• REQUIREMENTS: Transcribe the entries that follow exactly as they appear, minus pictures.

• SOURCE MATERIAL:

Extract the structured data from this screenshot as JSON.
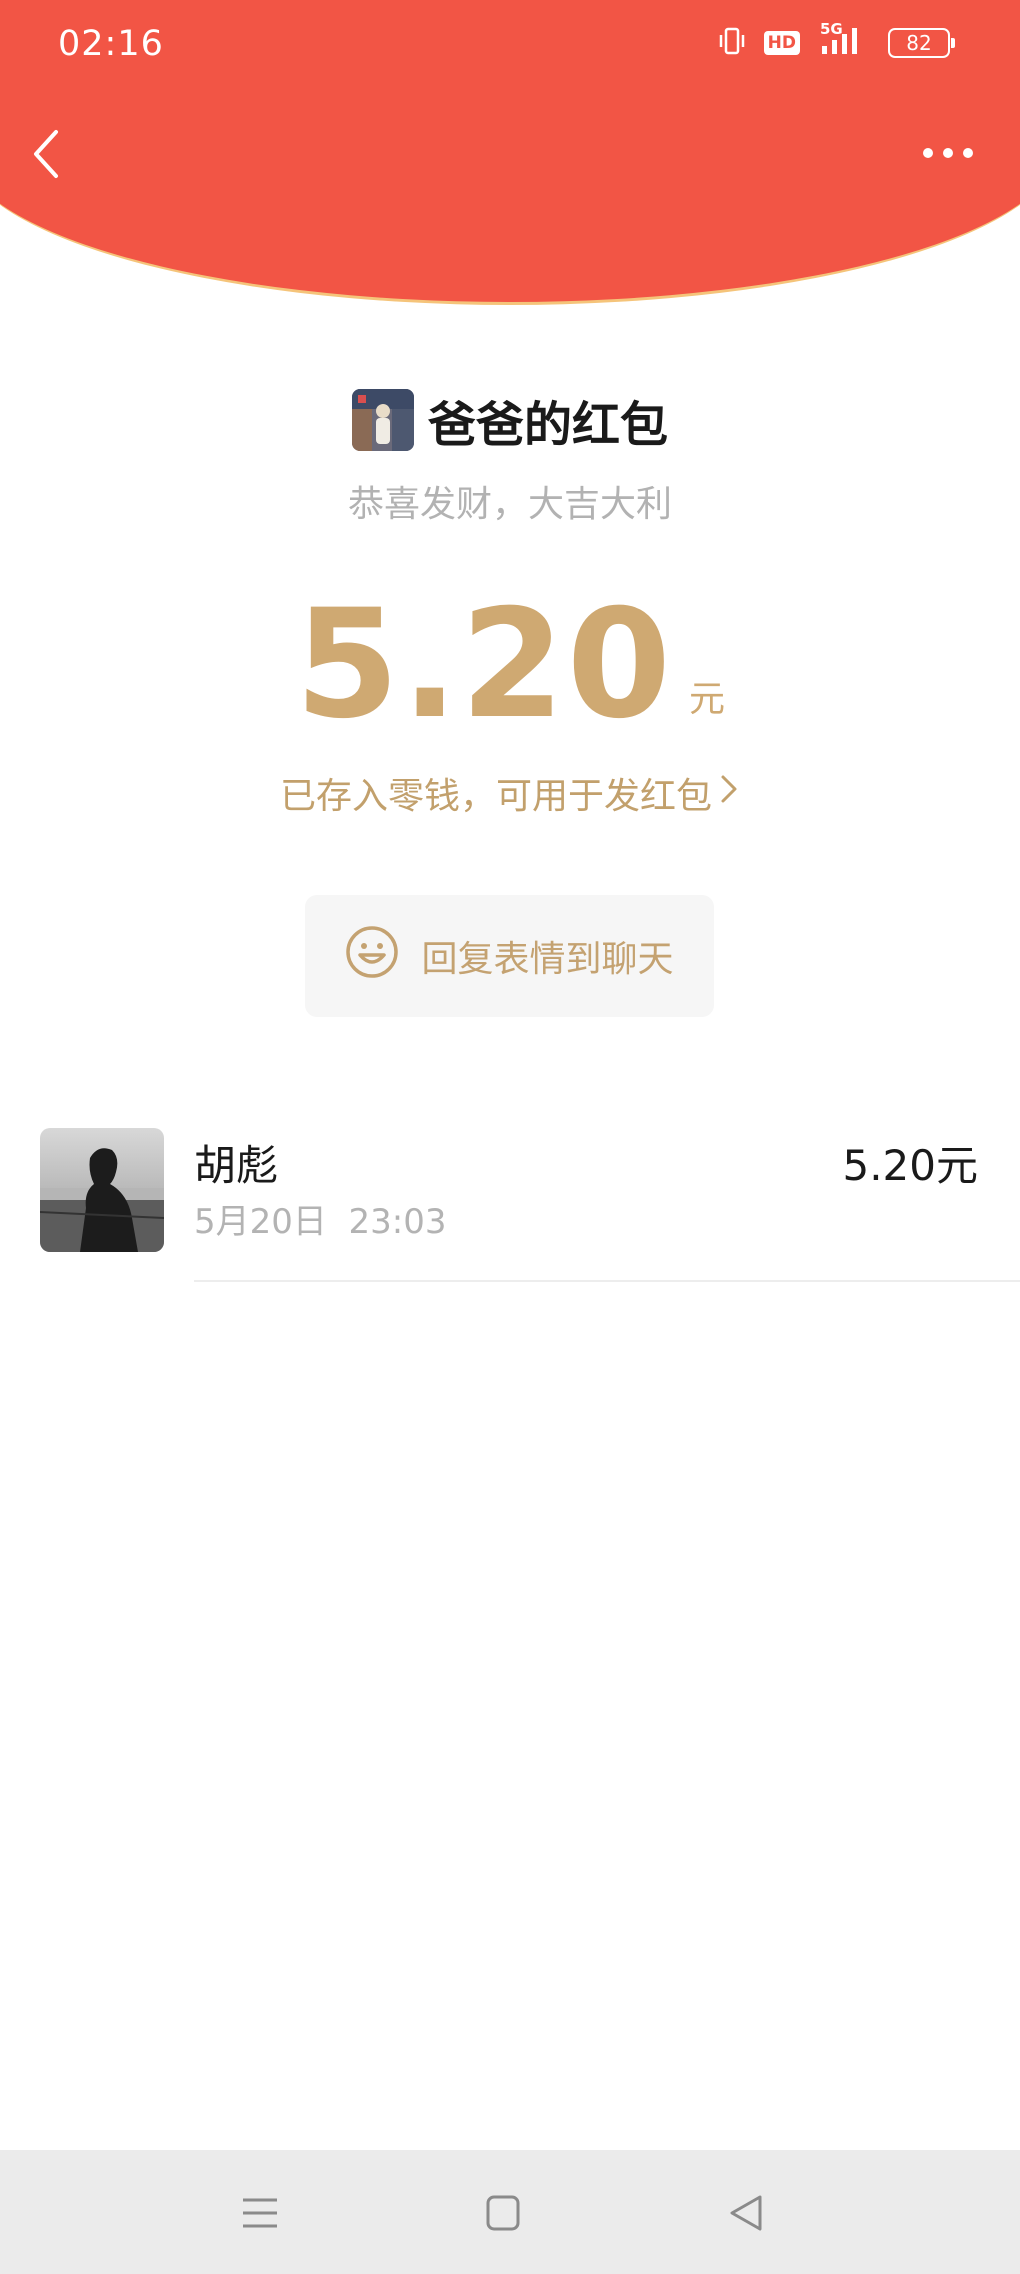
{
  "status_bar": {
    "time": "02:16",
    "hd_label": "HD",
    "network_label": "5G",
    "battery_level": "82",
    "icons": [
      "vibrate-icon",
      "hd-icon",
      "signal-5g-icon",
      "battery-icon"
    ]
  },
  "header": {
    "back_icon": "chevron-left-icon",
    "more_icon": "more-dots-icon",
    "color": "#f25545",
    "border_color": "#f5c47a"
  },
  "envelope": {
    "title": "爸爸的红包",
    "blessing": "恭喜发财，大吉大利",
    "amount": "5.20",
    "unit": "元",
    "saved_text": "已存入零钱，可用于发红包",
    "accent_color": "#cfa972"
  },
  "reply": {
    "label": "回复表情到聊天",
    "icon": "smiley-icon"
  },
  "records": [
    {
      "name": "胡彪",
      "time": "5月20日  23:03",
      "amount": "5.20元"
    }
  ],
  "nav": {
    "icons": [
      "menu-icon",
      "home-square-icon",
      "back-triangle-icon"
    ]
  }
}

• EXERCISE OUTPUT:
Extract the structured data from this screenshot as JSON.
{
  "status_bar": {
    "time": "02:16",
    "hd_label": "HD",
    "network_label": "5G",
    "battery_level": "82",
    "icons": [
      "vibrate-icon",
      "hd-icon",
      "signal-5g-icon",
      "battery-icon"
    ]
  },
  "header": {
    "back_icon": "chevron-left-icon",
    "more_icon": "more-dots-icon",
    "color": "#f25545",
    "border_color": "#f5c47a"
  },
  "envelope": {
    "title": "爸爸的红包",
    "blessing": "恭喜发财，大吉大利",
    "amount": "5.20",
    "unit": "元",
    "saved_text": "已存入零钱，可用于发红包",
    "accent_color": "#cfa972"
  },
  "reply": {
    "label": "回复表情到聊天",
    "icon": "smiley-icon"
  },
  "records": [
    {
      "name": "胡彪",
      "time": "5月20日  23:03",
      "amount": "5.20元"
    }
  ],
  "nav": {
    "icons": [
      "menu-icon",
      "home-square-icon",
      "back-triangle-icon"
    ]
  }
}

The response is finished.